[Collection entries]

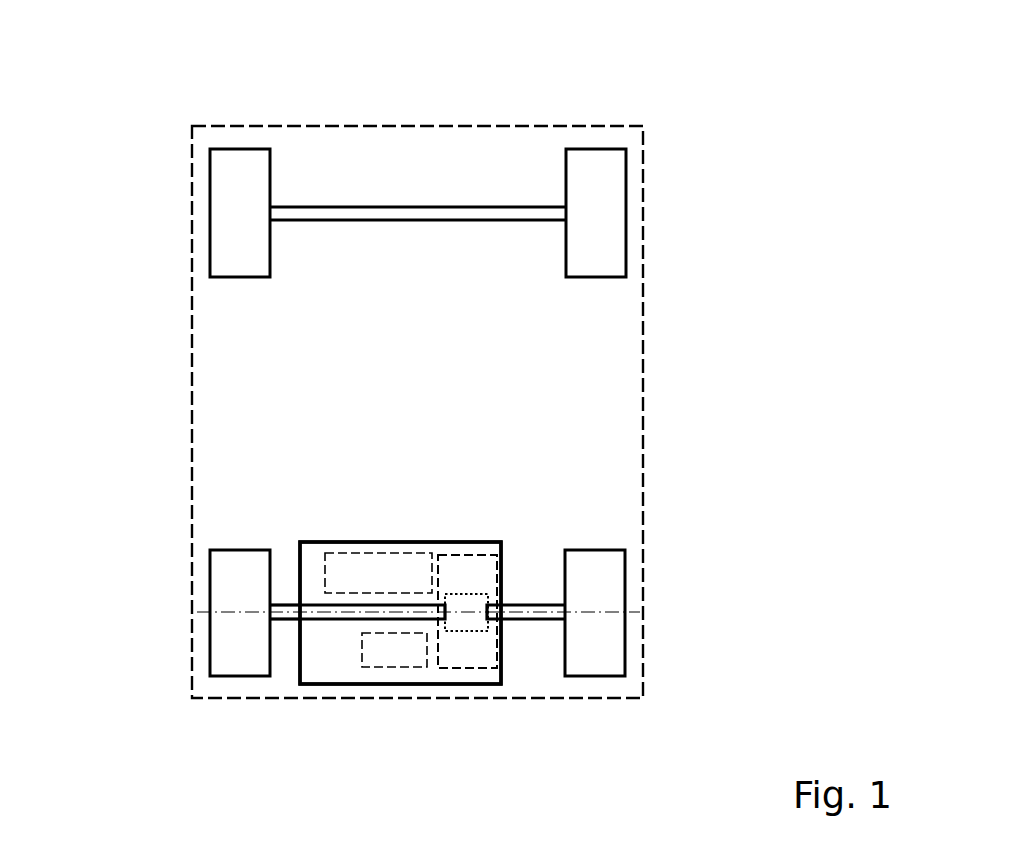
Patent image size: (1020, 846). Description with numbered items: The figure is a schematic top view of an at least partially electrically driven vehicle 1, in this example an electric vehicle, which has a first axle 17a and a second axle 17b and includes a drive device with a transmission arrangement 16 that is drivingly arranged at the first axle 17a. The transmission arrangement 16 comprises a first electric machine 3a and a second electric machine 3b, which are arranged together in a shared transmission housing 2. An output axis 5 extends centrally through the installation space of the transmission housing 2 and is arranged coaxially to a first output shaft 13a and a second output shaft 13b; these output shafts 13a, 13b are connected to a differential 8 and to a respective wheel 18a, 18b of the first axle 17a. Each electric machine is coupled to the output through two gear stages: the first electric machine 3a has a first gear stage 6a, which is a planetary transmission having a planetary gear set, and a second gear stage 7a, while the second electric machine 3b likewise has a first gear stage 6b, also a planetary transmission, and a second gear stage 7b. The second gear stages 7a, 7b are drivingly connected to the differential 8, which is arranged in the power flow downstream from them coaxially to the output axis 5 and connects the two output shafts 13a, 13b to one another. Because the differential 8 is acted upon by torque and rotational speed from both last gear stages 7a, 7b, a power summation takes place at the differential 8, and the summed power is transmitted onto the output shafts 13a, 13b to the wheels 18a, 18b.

The vehicle 1 is at (372, 118).
The transmission housing 2 is at (322, 542).
The first electric machine 3a is at (390, 667).
The second electric machine 3b is at (383, 553).
The output axis 5 is at (253, 615).
The first gear stage 6a is at (462, 670).
The second gear stage 7a is at (467, 611).
The first gear stage 6b is at (450, 557).
The second gear stage 7b is at (467, 611).
The differential 8 is at (473, 593).
The first output shaft 13a is at (285, 622).
The second output shaft 13b is at (537, 622).
The transmission arrangement 16 is at (485, 533).
The first axle 17a is at (175, 613).
The second axle 17b is at (175, 213).
The wheel 18a is at (237, 550).
The wheel 18b is at (593, 676).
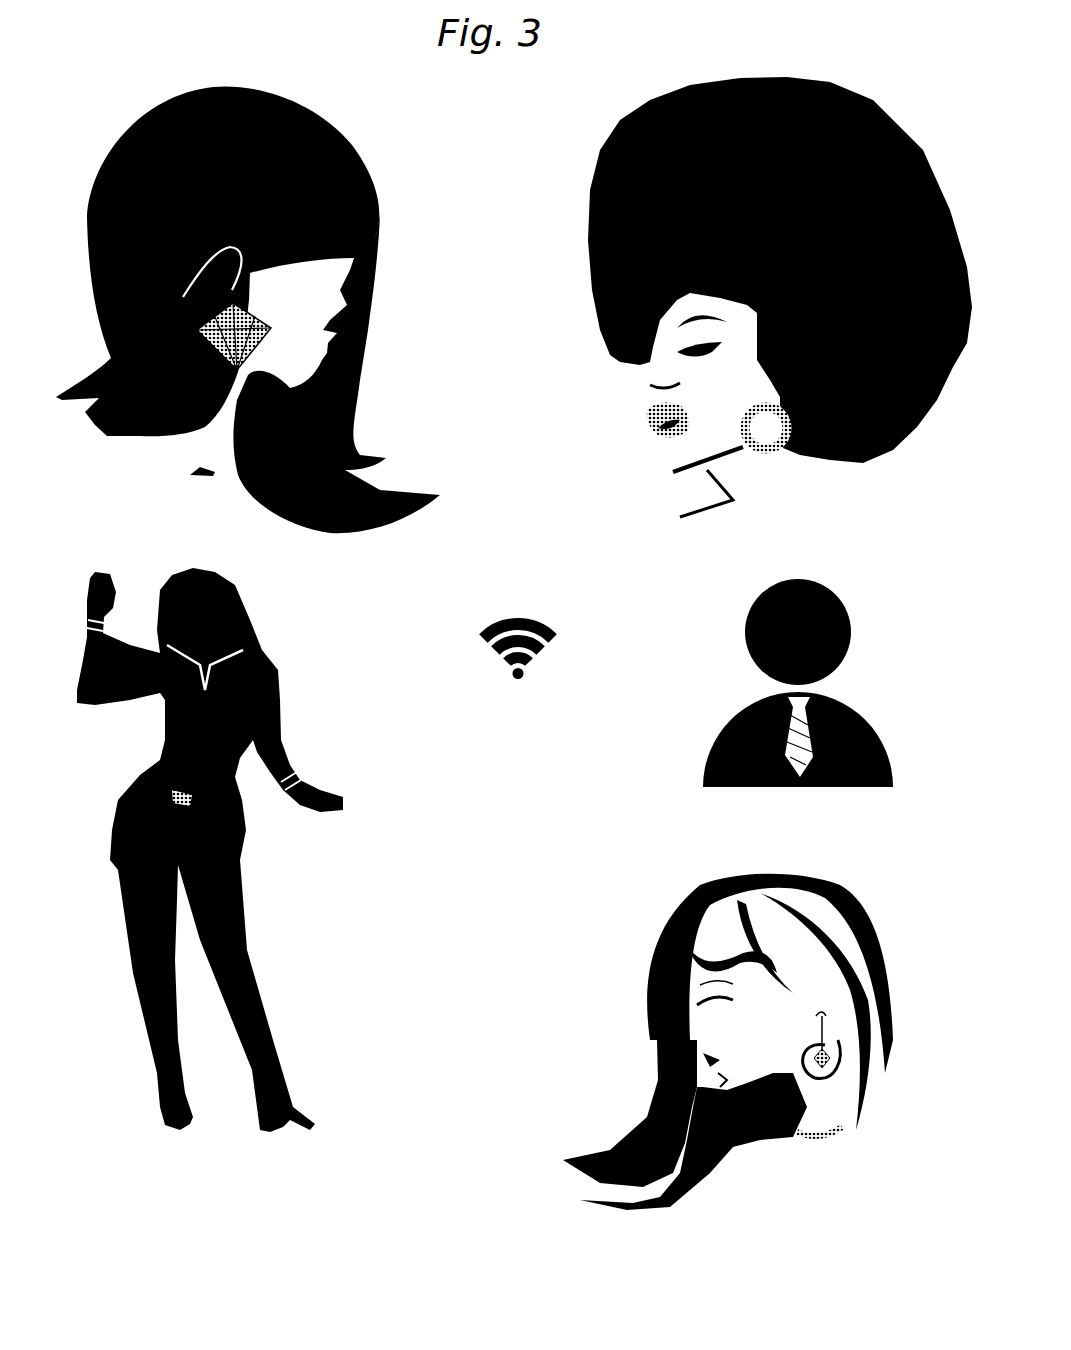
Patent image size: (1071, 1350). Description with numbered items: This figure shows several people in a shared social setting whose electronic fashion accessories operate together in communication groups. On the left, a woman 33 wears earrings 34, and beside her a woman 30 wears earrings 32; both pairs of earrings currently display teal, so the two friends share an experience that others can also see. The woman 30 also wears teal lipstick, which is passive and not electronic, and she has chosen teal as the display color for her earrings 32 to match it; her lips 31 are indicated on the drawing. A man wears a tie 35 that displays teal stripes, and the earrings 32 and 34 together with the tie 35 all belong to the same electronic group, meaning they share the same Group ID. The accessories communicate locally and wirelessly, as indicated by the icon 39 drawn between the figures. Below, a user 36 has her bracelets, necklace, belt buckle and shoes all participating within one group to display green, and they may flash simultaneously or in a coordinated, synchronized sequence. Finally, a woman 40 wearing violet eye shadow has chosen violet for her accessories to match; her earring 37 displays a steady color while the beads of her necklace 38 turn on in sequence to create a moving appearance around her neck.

The woman 30 is at (665, 190).
The lips 31 is at (657, 425).
The earrings 32 is at (773, 453).
The woman 33 is at (303, 150).
The earrings 34 is at (224, 382).
The tie 35 is at (795, 740).
The user 36 is at (207, 830).
The earring 37 is at (828, 1060).
The necklace 38 is at (822, 1140).
The icon 39 is at (513, 647).
The woman 40 is at (715, 922).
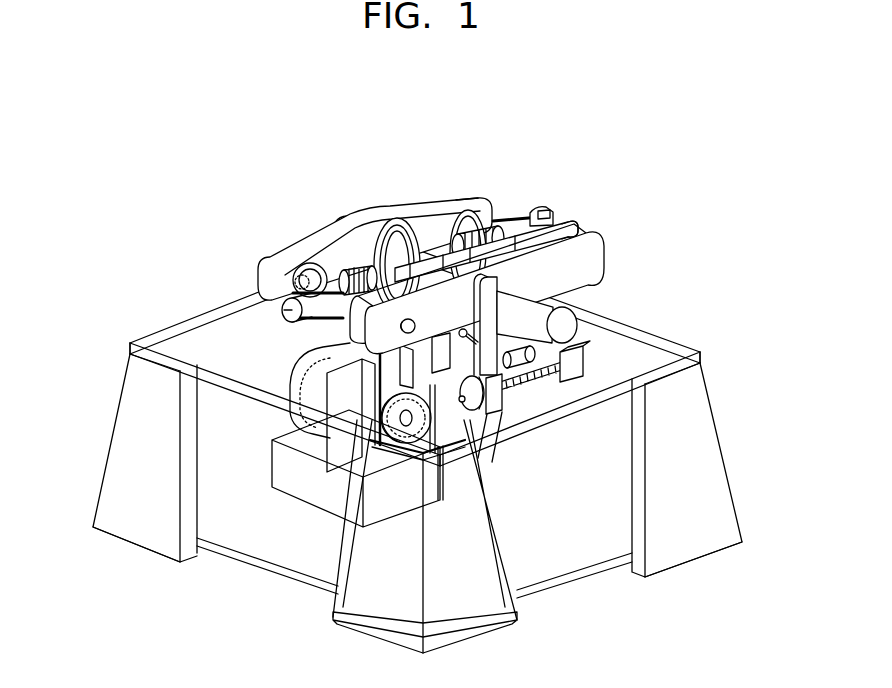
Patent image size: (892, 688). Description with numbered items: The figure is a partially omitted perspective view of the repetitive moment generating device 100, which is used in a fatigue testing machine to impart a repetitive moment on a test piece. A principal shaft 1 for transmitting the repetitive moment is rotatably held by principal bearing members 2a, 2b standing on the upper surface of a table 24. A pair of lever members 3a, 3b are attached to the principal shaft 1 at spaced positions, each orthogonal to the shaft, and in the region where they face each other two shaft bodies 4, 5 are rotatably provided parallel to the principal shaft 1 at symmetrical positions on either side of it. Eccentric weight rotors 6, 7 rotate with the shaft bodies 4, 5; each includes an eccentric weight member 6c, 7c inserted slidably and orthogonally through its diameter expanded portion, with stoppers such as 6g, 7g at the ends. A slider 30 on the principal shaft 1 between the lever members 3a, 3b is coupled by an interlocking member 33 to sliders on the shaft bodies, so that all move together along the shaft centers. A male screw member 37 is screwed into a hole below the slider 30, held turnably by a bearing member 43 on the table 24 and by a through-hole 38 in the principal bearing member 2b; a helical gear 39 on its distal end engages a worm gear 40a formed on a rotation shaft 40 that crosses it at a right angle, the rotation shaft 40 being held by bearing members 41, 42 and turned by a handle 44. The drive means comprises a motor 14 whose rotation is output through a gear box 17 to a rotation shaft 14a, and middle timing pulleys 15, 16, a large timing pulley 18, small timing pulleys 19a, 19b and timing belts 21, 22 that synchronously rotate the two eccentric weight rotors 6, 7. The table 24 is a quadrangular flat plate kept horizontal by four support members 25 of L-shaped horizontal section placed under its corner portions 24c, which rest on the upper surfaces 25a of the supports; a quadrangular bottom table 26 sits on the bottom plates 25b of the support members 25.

The repetitive moment generating device 100 is at (172, 180).
The principal shaft 1 is at (342, 217).
The principal bearing member 2a is at (366, 214).
The principal bearing member 2b is at (505, 277).
The lever member 3a is at (270, 257).
The lever member 3b is at (609, 260).
The shaft body 4 is at (265, 278).
The shaft body 5 is at (477, 198).
The eccentric weight rotor 6 is at (322, 275).
The eccentric weight member 6c is at (282, 311).
The stopper 6g is at (290, 324).
The eccentric weight rotor 7 is at (512, 218).
The eccentric weight member 7c is at (548, 207).
The stopper 7g is at (552, 215).
The motor 14 is at (300, 490).
The rotation shaft 14a is at (400, 455).
The middle timing pulley 15 is at (446, 462).
The middle timing pulley 16 is at (430, 214).
The gear box 17 is at (345, 470).
The large timing pulley 18 is at (418, 206).
The small timing pulley 19a is at (300, 262).
The small timing pulley 19b is at (495, 213).
The timing belt 21 is at (397, 218).
The timing belt 22 is at (452, 200).
The table 24 is at (210, 305).
The corner portion 24c is at (140, 340).
The support member 25 is at (112, 432).
The upper surface 25a is at (175, 320).
The bottom plate 25b is at (195, 565).
The bottom table 26 is at (563, 600).
The slider 30 is at (455, 352).
The interlocking member 33 is at (579, 229).
The male screw member 37 is at (463, 330).
The through-hole 38 is at (545, 302).
The helical gear 39 is at (545, 358).
The rotation shaft 40 is at (535, 402).
The worm gear 40a is at (565, 393).
The bearing member 41 is at (515, 405).
The bearing member 42 is at (585, 366).
The bearing member 43 is at (458, 400).
The handle 44 is at (496, 422).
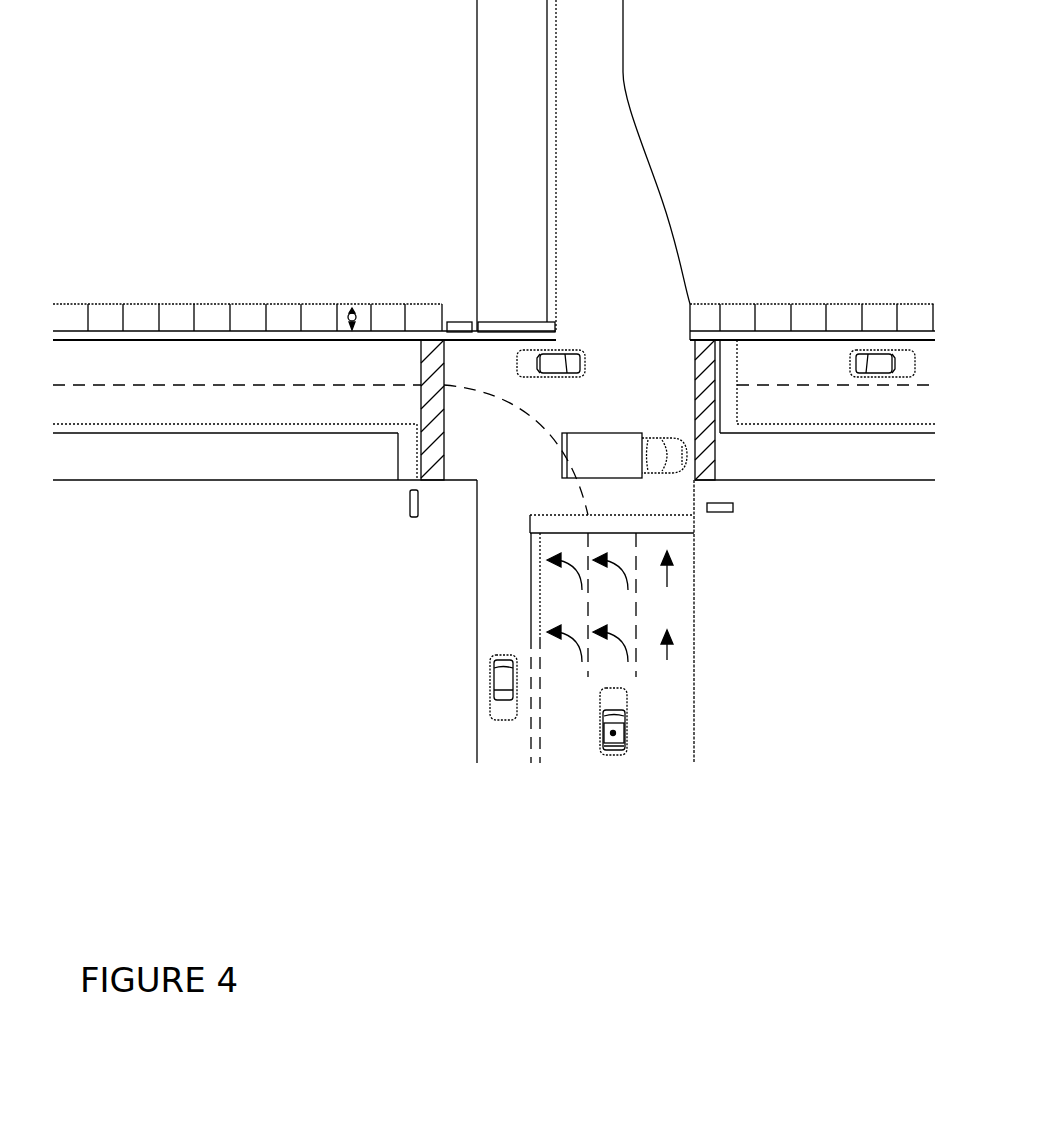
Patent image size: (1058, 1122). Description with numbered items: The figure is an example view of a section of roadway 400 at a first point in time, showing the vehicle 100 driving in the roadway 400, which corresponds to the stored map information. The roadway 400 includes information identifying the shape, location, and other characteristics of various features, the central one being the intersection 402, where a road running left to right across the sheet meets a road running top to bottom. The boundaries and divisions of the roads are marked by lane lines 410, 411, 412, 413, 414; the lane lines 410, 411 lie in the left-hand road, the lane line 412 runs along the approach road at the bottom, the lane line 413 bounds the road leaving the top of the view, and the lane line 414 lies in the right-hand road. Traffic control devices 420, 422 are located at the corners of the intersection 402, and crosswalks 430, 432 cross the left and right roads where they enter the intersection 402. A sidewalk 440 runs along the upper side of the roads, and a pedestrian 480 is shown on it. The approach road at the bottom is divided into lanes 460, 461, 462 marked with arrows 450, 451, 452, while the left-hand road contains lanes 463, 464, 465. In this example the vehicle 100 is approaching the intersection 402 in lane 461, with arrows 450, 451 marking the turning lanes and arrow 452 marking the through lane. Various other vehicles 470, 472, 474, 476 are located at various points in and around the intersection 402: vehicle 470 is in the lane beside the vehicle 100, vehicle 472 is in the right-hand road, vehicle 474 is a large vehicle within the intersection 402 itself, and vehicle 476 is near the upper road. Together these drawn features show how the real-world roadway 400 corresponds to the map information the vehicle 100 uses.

The vehicle 100 is at (627, 728).
The roadway 400 is at (178, 937).
The intersection 402 is at (666, 480).
The lane line 410 is at (212, 383).
The lane line 411 is at (282, 423).
The lane line 412 is at (528, 748).
The lane line 413 is at (547, 134).
The lane line 414 is at (828, 423).
The traffic control device 420 is at (733, 510).
The traffic control device 422 is at (457, 320).
The crosswalk 430 is at (420, 350).
The crosswalk 432 is at (716, 345).
The sidewalk 440 is at (813, 304).
The arrow 450 is at (543, 632).
The arrow 451 is at (622, 645).
The arrow 452 is at (672, 657).
The lane 460 is at (566, 605).
The lane 461 is at (614, 605).
The lane 462 is at (665, 587).
The lane 463 is at (358, 408).
The lane 464 is at (360, 358).
The lane 465 is at (265, 470).
The vehicle 470 is at (490, 702).
The vehicle 472 is at (906, 378).
The vehicle 474 is at (617, 480).
The vehicle 476 is at (571, 348).
The pedestrian 480 is at (350, 310).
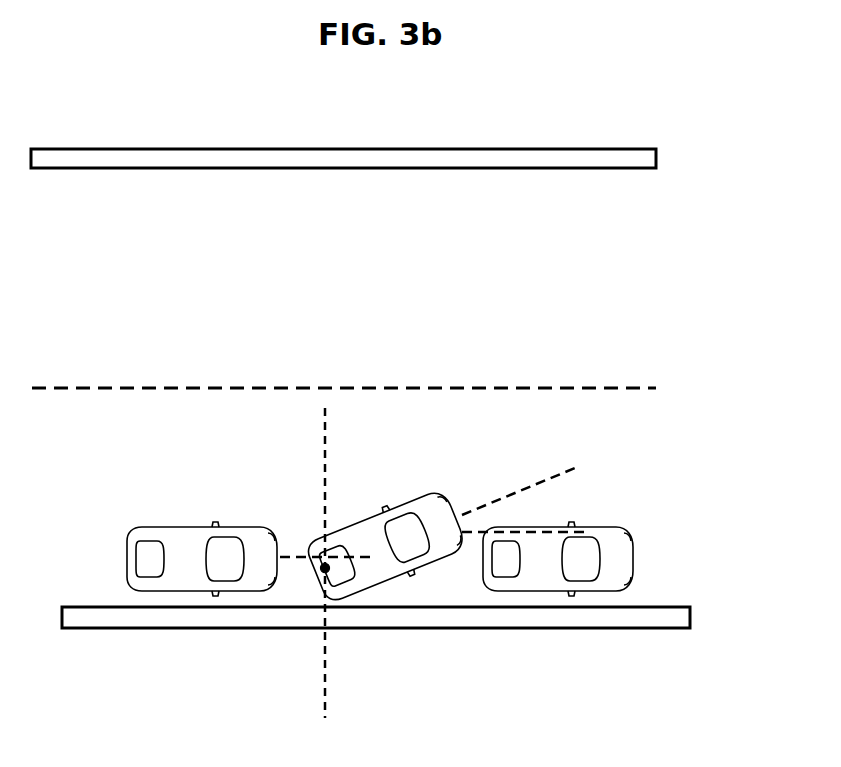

- [Given request]:
Please rewrite the listing starting at the line that contains "Patent image size: (1071, 1350)." and ending at the line that contains "The tie 35 is at (795, 740).", both included, with "fashion accessories" changed to "wearable accessories" and nothing else altered.

- [Solved exercise]:
Patent image size: (1071, 1350). Description with numbered items: This figure shows several people in a shared social setting whose electronic wearable accessories operate together in communication groups. On the left, a woman 33 wears earrings 34, and beside her a woman 30 wears earrings 32; both pairs of earrings currently display teal, so the two friends share an experience that others can also see. The woman 30 also wears teal lipstick, which is passive and not electronic, and she has chosen teal as the display color for her earrings 32 to match it; her lips 31 are indicated on the drawing. A man wears a tie 35 that displays teal stripes, and the earrings 32 and 34 together with the tie 35 all belong to the same electronic group, meaning they share the same Group ID. The accessories communicate locally and wirelessly, as indicated by the icon 39 drawn between the figures. Below, a user 36 has her bracelets, necklace, belt buckle and shoes all participating within one group to display green, and they may flash simultaneously or in a coordinated, synchronized sequence. Finally, a woman 40 wearing violet eye shadow has chosen violet for her accessories to match; her earring 37 displays a steady color while the beads of her necklace 38 turn on in sequence to create a moving appearance around her neck.

The woman 30 is at (665, 190).
The lips 31 is at (657, 425).
The earrings 32 is at (773, 453).
The woman 33 is at (303, 150).
The earrings 34 is at (224, 382).
The tie 35 is at (795, 740).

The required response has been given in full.